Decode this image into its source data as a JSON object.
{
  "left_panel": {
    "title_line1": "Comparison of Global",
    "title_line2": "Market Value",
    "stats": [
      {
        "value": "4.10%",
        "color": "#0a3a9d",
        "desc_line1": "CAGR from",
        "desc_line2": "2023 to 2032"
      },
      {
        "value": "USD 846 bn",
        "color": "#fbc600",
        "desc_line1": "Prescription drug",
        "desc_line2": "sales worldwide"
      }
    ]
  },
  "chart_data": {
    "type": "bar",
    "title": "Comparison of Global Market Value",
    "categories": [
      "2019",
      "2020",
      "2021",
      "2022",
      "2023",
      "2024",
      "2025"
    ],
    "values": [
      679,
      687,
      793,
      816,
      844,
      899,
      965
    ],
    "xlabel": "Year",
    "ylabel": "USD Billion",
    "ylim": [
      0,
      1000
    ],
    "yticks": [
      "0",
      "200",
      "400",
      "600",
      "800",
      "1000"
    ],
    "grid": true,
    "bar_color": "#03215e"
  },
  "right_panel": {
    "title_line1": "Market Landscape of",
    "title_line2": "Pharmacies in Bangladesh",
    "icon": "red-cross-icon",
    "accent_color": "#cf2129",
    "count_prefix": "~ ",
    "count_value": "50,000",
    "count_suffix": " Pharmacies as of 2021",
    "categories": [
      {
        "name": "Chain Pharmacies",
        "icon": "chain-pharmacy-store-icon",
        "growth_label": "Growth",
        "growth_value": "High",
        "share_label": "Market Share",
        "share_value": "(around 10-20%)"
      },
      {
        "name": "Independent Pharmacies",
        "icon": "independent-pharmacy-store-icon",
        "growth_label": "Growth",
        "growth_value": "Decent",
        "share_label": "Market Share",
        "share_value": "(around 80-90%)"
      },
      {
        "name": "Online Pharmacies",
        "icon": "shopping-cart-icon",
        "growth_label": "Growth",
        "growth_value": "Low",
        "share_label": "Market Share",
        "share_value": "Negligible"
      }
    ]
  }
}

==================================================

THE REQUEST -> In the records above, find each line with the word "Comparison" and copy it.

WORKED ANSWER ->
    "title_line1": "Comparison of Global",
    "title": "Comparison of Global Market Value",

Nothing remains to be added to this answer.